• _WHAT IS NEEDED_:
For the entries below, how many lines include the word "Soares"? Give the figure and nothing more.

• _Records excerpted from a collection_:
---+---

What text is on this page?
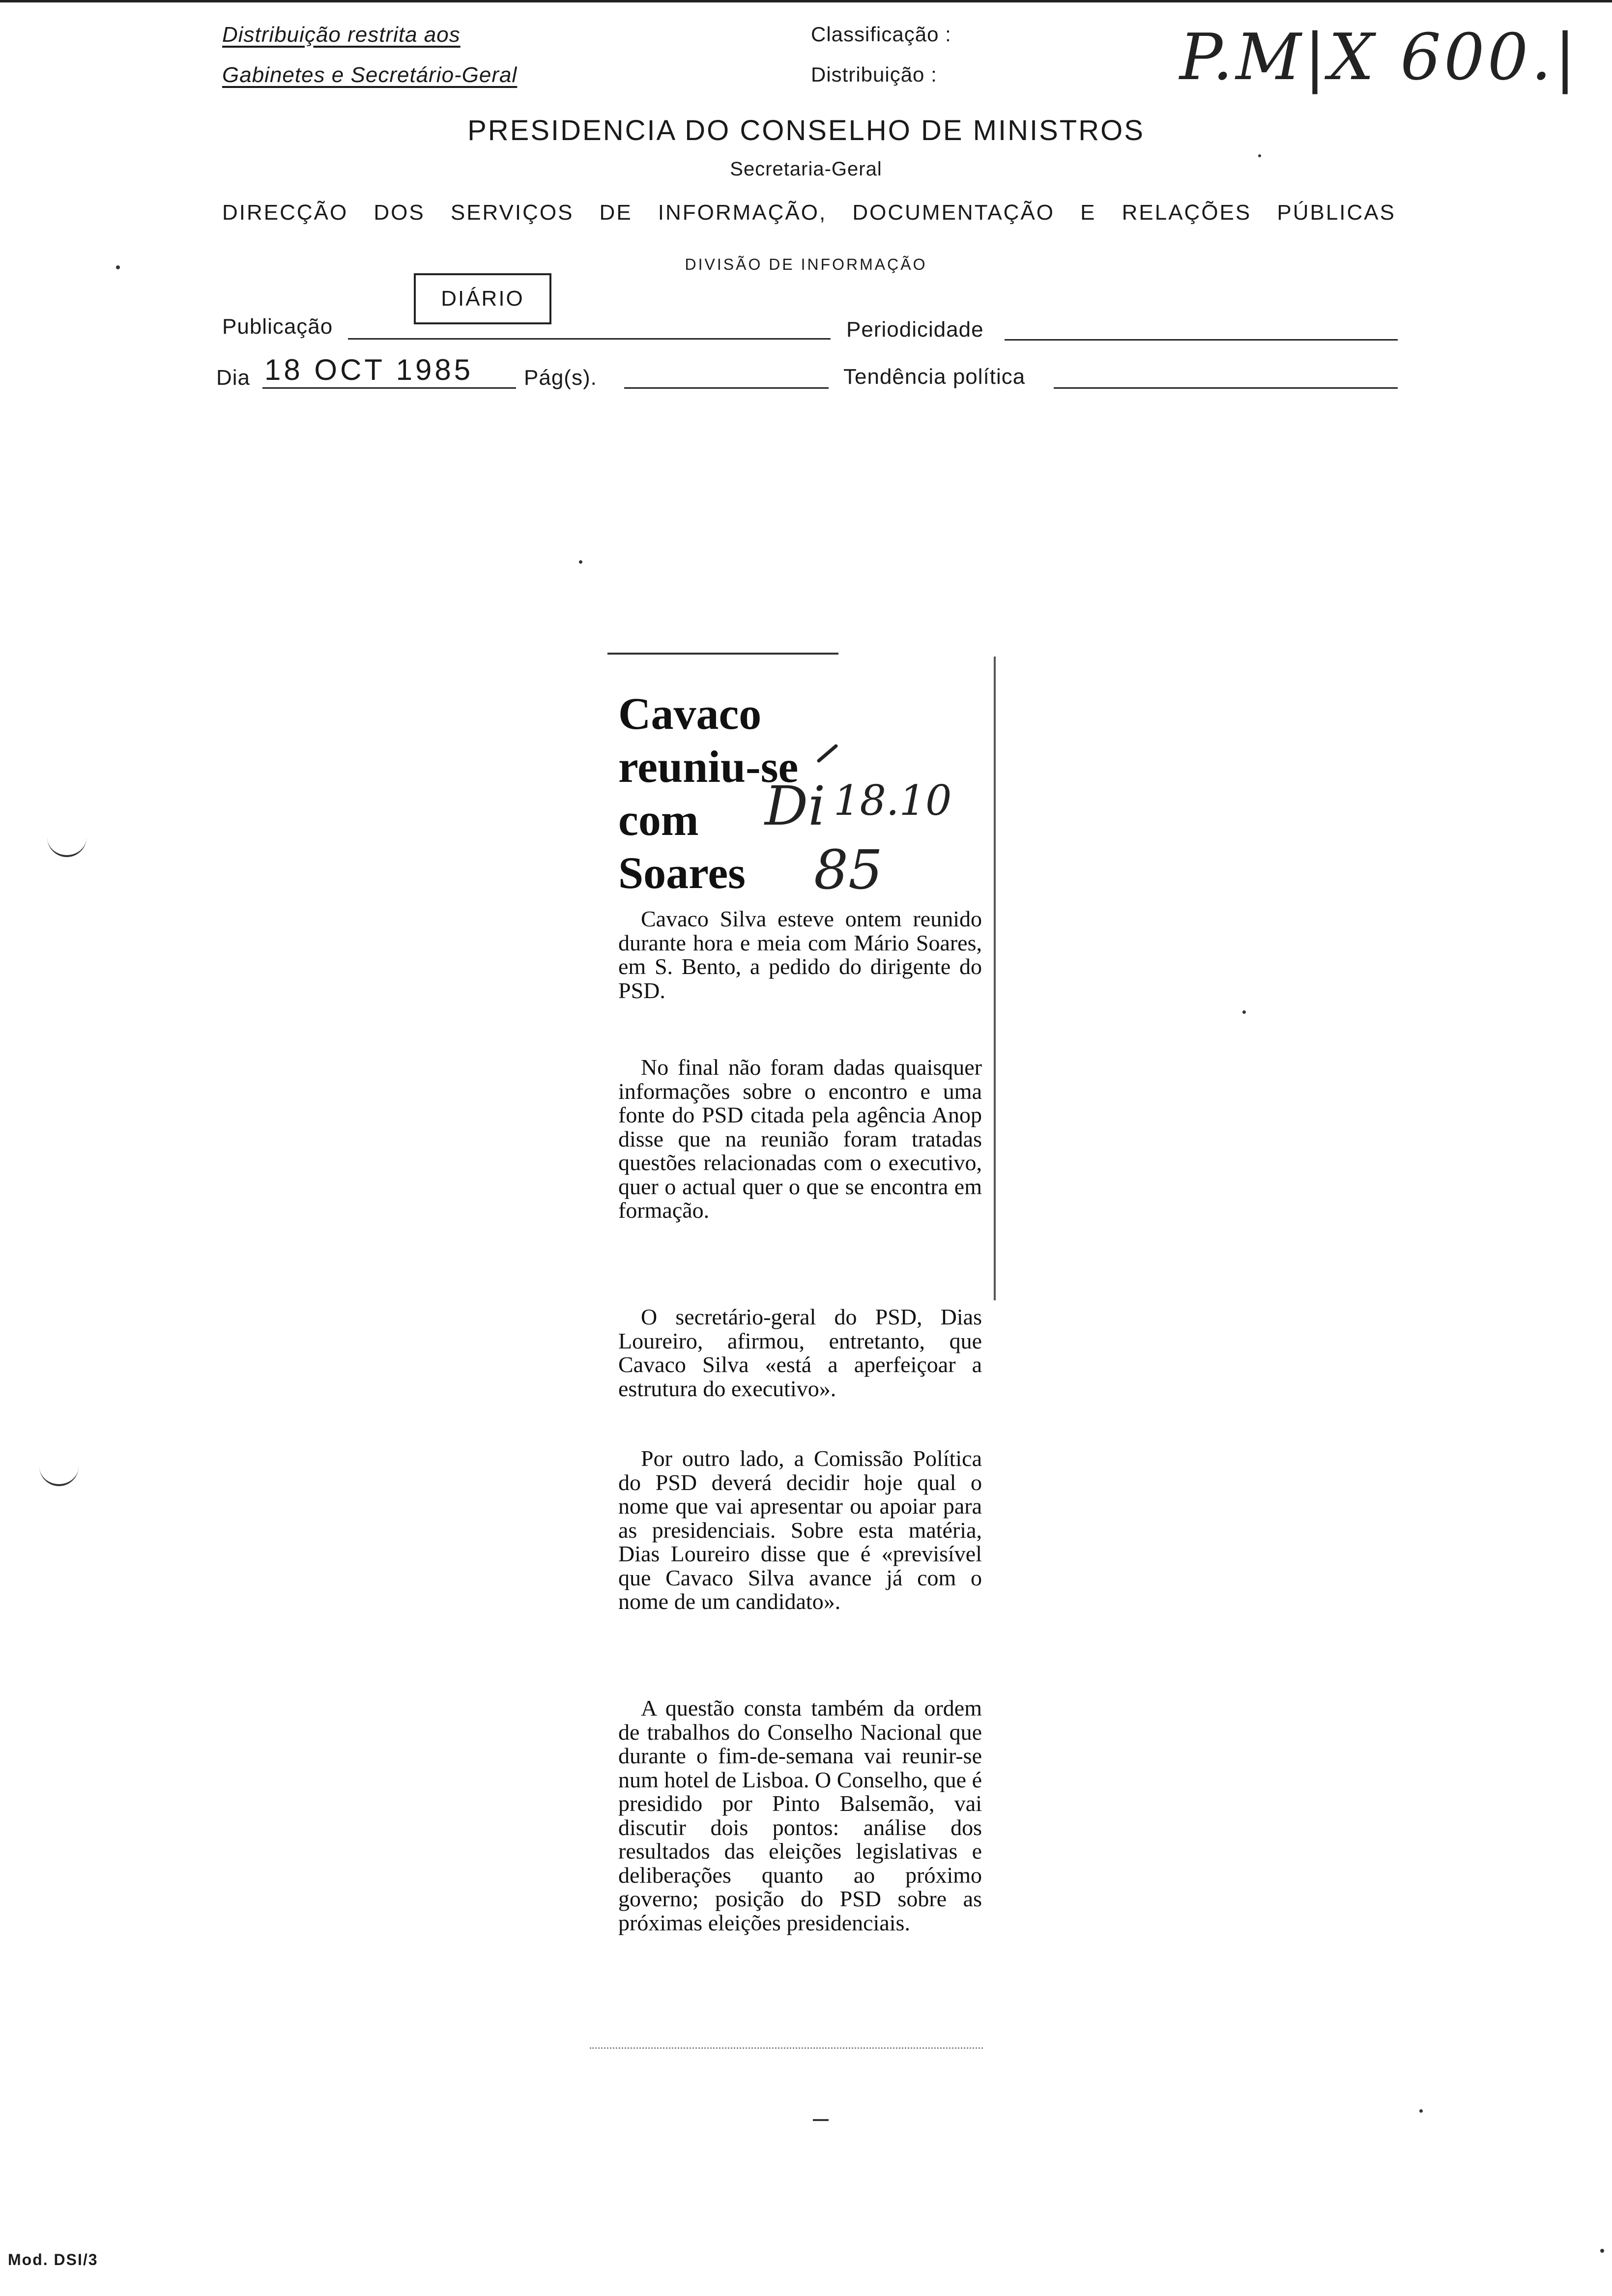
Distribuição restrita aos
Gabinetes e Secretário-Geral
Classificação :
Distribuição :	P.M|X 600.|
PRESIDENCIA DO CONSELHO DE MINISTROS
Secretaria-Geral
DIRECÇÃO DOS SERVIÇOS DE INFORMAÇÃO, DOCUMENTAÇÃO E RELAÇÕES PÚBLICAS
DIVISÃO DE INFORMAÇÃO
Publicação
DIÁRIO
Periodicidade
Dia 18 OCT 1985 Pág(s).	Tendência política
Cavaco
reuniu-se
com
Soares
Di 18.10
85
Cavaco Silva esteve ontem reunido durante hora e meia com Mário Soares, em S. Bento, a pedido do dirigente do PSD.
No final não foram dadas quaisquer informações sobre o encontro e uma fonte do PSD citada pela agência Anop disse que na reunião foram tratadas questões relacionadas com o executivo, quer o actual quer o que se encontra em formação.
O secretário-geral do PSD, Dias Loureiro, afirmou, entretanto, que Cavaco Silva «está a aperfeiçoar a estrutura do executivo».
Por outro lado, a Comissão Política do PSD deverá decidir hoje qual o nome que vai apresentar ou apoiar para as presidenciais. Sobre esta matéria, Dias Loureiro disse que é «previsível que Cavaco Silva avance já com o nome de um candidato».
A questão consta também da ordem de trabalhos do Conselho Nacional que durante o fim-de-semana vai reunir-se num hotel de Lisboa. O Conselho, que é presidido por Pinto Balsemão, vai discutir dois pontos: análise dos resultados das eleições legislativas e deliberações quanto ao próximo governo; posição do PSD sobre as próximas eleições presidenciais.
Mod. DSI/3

---+---

• _EXPECTED ANSWER_:
2